#### [What to do]
Your reply should be one number: the count of lines holding the word "list".

[Dataset entries on figures]
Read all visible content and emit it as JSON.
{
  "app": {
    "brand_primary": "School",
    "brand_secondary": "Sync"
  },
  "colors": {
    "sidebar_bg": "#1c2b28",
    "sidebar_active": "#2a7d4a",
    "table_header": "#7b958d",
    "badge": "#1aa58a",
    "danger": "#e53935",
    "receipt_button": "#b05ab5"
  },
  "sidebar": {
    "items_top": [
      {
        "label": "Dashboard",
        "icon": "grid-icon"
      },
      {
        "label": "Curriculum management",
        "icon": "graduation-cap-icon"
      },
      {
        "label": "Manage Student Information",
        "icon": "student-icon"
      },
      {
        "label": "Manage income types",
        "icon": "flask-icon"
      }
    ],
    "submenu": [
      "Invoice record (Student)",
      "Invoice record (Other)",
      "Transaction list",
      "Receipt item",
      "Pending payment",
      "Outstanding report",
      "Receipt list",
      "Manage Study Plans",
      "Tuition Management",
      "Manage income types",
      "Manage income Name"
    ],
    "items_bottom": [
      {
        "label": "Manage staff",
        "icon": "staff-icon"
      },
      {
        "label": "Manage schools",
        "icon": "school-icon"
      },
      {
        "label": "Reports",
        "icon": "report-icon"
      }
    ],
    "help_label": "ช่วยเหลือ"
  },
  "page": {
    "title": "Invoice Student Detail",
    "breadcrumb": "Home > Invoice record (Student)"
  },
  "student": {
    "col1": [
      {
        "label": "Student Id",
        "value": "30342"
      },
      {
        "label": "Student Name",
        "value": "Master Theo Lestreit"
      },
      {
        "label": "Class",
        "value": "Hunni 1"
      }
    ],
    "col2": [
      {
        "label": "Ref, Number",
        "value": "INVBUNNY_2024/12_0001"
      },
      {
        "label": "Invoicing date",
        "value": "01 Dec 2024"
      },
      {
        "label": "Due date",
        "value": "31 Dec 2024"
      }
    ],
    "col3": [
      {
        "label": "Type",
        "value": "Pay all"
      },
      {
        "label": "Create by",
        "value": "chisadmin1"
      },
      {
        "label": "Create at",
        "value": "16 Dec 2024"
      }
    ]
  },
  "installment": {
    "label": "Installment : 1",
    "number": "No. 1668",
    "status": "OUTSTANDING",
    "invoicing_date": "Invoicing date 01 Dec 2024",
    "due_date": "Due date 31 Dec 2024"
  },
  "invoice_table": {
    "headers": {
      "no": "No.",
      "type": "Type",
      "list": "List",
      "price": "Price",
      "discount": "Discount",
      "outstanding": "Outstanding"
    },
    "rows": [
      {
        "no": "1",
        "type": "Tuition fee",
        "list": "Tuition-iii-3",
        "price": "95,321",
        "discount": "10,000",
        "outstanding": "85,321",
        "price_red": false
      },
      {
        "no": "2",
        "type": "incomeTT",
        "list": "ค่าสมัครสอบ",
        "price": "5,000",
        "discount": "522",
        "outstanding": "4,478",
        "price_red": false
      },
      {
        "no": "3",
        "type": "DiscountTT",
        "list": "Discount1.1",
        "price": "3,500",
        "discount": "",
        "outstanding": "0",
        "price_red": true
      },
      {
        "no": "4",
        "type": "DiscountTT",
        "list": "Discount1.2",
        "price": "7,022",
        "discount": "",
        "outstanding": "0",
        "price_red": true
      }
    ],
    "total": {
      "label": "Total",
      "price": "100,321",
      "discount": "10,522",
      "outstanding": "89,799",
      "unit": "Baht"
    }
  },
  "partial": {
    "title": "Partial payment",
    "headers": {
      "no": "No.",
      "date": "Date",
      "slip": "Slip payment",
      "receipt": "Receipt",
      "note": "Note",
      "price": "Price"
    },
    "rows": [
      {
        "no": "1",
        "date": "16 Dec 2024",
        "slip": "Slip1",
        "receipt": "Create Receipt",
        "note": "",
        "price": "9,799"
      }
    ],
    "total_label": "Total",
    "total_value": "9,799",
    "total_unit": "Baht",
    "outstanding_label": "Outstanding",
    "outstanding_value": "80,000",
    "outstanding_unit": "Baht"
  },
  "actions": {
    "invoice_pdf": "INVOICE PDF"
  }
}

#### [Complete output]
7